• _WHAT YOU HAVE TO DO_
Copy out every record below with complete accuracy.

• _ROWS_
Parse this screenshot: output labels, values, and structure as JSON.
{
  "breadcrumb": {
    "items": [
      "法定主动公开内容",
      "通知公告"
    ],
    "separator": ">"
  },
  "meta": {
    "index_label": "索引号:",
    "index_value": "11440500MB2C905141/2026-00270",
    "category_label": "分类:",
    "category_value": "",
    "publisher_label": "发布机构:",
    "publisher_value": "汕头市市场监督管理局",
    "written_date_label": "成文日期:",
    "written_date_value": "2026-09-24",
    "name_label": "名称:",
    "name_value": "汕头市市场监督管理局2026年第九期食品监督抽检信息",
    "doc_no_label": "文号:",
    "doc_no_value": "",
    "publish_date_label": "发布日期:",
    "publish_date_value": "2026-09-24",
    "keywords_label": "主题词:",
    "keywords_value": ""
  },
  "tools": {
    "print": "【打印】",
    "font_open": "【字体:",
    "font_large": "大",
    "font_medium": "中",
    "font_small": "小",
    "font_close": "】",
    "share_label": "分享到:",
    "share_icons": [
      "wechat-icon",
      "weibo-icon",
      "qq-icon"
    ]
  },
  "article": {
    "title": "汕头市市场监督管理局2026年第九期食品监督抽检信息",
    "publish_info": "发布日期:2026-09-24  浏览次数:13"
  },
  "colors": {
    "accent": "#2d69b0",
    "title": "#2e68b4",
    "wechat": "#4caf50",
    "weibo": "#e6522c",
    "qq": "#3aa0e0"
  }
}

• _REPLY_
Parse this screenshot: output labels, values, and structure as JSON.
{
  "breadcrumb": {
    "items": [
      "法定主动公开内容",
      "通知公告"
    ],
    "separator": ">"
  },
  "meta": {
    "index_label": "索引号:",
    "index_value": "11440500MB2C905141/2026-00270",
    "category_label": "分类:",
    "category_value": "",
    "publisher_label": "发布机构:",
    "publisher_value": "汕头市市场监督管理局",
    "written_date_label": "成文日期:",
    "written_date_value": "2026-09-24",
    "name_label": "名称:",
    "name_value": "汕头市市场监督管理局2026年第九期食品监督抽检信息",
    "doc_no_label": "文号:",
    "doc_no_value": "",
    "publish_date_label": "发布日期:",
    "publish_date_value": "2026-09-24",
    "keywords_label": "主题词:",
    "keywords_value": ""
  },
  "tools": {
    "print": "【打印】",
    "font_open": "【字体:",
    "font_large": "大",
    "font_medium": "中",
    "font_small": "小",
    "font_close": "】",
    "share_label": "分享到:",
    "share_icons": [
      "wechat-icon",
      "weibo-icon",
      "qq-icon"
    ]
  },
  "article": {
    "title": "汕头市市场监督管理局2026年第九期食品监督抽检信息",
    "publish_info": "发布日期:2026-09-24  浏览次数:13"
  },
  "colors": {
    "accent": "#2d69b0",
    "title": "#2e68b4",
    "wechat": "#4caf50",
    "weibo": "#e6522c",
    "qq": "#3aa0e0"
  }
}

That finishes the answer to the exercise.